(Excerpt from a dataset)

☆ ☆ ☆ ☆

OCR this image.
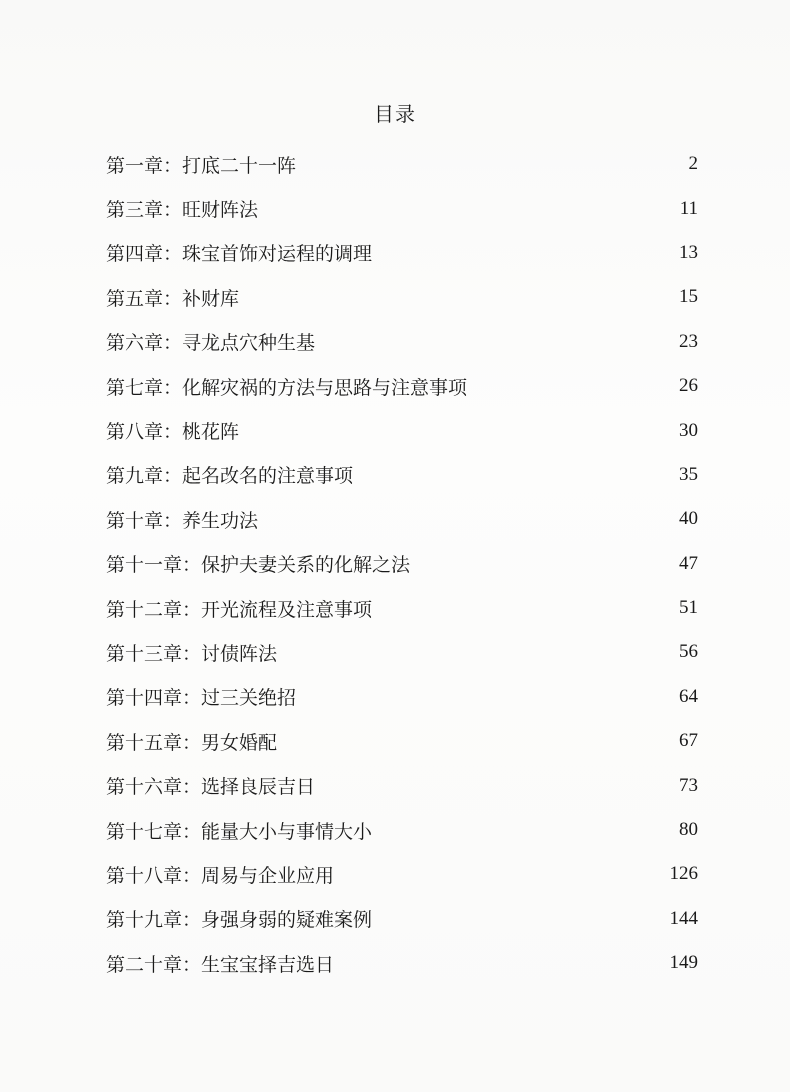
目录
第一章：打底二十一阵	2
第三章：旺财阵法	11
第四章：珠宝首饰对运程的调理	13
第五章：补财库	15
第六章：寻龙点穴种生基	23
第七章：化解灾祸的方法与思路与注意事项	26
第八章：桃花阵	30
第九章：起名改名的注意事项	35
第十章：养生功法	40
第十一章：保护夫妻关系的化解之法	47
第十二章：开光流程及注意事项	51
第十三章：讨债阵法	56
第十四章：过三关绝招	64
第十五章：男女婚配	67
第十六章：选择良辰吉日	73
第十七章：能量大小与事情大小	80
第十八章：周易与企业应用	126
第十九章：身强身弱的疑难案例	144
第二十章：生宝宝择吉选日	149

☆ ☆ ☆ ☆

▶ [Work instructions] Leave out the pictures and return every record word for word.

▶ [Worked solution]
OCR this image.
目录
第一章：打底二十一阵	2
第三章：旺财阵法	11
第四章：珠宝首饰对运程的调理	13
第五章：补财库	15
第六章：寻龙点穴种生基	23
第七章：化解灾祸的方法与思路与注意事项	26
第八章：桃花阵	30
第九章：起名改名的注意事项	35
第十章：养生功法	40
第十一章：保护夫妻关系的化解之法	47
第十二章：开光流程及注意事项	51
第十三章：讨债阵法	56
第十四章：过三关绝招	64
第十五章：男女婚配	67
第十六章：选择良辰吉日	73
第十七章：能量大小与事情大小	80
第十八章：周易与企业应用	126
第十九章：身强身弱的疑难案例	144
第二十章：生宝宝择吉选日	149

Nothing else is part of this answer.